(Supplied information):
━━━━━━━━━━━━━━━━

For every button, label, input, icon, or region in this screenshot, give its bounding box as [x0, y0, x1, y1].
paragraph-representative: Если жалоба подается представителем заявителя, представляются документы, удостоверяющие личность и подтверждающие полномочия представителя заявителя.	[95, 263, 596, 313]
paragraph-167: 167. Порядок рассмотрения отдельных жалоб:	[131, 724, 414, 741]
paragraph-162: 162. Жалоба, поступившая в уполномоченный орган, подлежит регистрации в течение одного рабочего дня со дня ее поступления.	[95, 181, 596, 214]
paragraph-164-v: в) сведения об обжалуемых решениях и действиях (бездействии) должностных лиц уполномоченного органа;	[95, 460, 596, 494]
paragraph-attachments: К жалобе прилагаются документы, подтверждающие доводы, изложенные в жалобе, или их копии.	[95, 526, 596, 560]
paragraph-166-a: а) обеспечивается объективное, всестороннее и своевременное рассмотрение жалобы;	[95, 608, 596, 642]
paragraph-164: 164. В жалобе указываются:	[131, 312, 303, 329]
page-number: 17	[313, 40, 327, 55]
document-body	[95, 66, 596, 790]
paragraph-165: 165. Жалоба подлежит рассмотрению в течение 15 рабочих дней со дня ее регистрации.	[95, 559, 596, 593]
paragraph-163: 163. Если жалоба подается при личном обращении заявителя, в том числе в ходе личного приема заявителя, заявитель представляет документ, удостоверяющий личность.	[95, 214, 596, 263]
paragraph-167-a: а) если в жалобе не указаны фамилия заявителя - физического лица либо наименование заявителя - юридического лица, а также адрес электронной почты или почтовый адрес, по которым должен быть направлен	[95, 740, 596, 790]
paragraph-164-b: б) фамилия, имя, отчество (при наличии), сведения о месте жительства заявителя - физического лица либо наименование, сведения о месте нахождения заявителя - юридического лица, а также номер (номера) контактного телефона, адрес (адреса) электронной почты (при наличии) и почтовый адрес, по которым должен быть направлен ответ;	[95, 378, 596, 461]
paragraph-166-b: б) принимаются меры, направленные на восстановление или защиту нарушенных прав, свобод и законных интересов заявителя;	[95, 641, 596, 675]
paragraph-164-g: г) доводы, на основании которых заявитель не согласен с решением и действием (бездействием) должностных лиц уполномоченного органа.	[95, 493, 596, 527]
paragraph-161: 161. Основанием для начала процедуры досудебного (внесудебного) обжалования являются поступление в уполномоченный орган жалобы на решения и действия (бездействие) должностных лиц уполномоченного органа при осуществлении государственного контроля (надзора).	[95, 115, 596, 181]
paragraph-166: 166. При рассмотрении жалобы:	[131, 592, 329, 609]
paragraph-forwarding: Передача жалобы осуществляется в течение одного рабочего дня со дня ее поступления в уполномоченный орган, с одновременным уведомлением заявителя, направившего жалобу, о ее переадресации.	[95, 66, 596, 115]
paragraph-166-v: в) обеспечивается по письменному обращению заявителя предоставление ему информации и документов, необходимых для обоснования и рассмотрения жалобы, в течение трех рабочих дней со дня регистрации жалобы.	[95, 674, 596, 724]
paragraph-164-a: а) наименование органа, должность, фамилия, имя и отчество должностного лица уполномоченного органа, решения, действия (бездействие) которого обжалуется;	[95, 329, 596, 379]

━━━━━━━━━━━━━━━━

(Given problem): Reproduce every line of the material above verbatim, with nothing added, dropped, or changed.

(Output of the task):
For every button, label, input, icon, or region in this screenshot, give its bounding box as [x0, y0, x1, y1].
paragraph-representative: Если жалоба подается представителем заявителя, представляются документы, удостоверяющие личность и подтверждающие полномочия представителя заявителя.	[95, 263, 596, 313]
paragraph-167: 167. Порядок рассмотрения отдельных жалоб:	[131, 724, 414, 741]
paragraph-162: 162. Жалоба, поступившая в уполномоченный орган, подлежит регистрации в течение одного рабочего дня со дня ее поступления.	[95, 181, 596, 214]
paragraph-164-v: в) сведения об обжалуемых решениях и действиях (бездействии) должностных лиц уполномоченного органа;	[95, 460, 596, 494]
paragraph-attachments: К жалобе прилагаются документы, подтверждающие доводы, изложенные в жалобе, или их копии.	[95, 526, 596, 560]
paragraph-166-a: а) обеспечивается объективное, всестороннее и своевременное рассмотрение жалобы;	[95, 608, 596, 642]
paragraph-164: 164. В жалобе указываются:	[131, 312, 303, 329]
page-number: 17	[313, 40, 327, 55]
document-body	[95, 66, 596, 790]
paragraph-165: 165. Жалоба подлежит рассмотрению в течение 15 рабочих дней со дня ее регистрации.	[95, 559, 596, 593]
paragraph-163: 163. Если жалоба подается при личном обращении заявителя, в том числе в ходе личного приема заявителя, заявитель представляет документ, удостоверяющий личность.	[95, 214, 596, 263]
paragraph-167-a: а) если в жалобе не указаны фамилия заявителя - физического лица либо наименование заявителя - юридического лица, а также адрес электронной почты или почтовый адрес, по которым должен быть направлен	[95, 740, 596, 790]
paragraph-164-b: б) фамилия, имя, отчество (при наличии), сведения о месте жительства заявителя - физического лица либо наименование, сведения о месте нахождения заявителя - юридического лица, а также номер (номера) контактного телефона, адрес (адреса) электронной почты (при наличии) и почтовый адрес, по которым должен быть направлен ответ;	[95, 378, 596, 461]
paragraph-166-b: б) принимаются меры, направленные на восстановление или защиту нарушенных прав, свобод и законных интересов заявителя;	[95, 641, 596, 675]
paragraph-164-g: г) доводы, на основании которых заявитель не согласен с решением и действием (бездействием) должностных лиц уполномоченного органа.	[95, 493, 596, 527]
paragraph-161: 161. Основанием для начала процедуры досудебного (внесудебного) обжалования являются поступление в уполномоченный орган жалобы на решения и действия (бездействие) должностных лиц уполномоченного органа при осуществлении государственного контроля (надзора).	[95, 115, 596, 181]
paragraph-166: 166. При рассмотрении жалобы:	[131, 592, 329, 609]
paragraph-forwarding: Передача жалобы осуществляется в течение одного рабочего дня со дня ее поступления в уполномоченный орган, с одновременным уведомлением заявителя, направившего жалобу, о ее переадресации.	[95, 66, 596, 115]
paragraph-166-v: в) обеспечивается по письменному обращению заявителя предоставление ему информации и документов, необходимых для обоснования и рассмотрения жалобы, в течение трех рабочих дней со дня регистрации жалобы.	[95, 674, 596, 724]
paragraph-164-a: а) наименование органа, должность, фамилия, имя и отчество должностного лица уполномоченного органа, решения, действия (бездействие) которого обжалуется;	[95, 329, 596, 379]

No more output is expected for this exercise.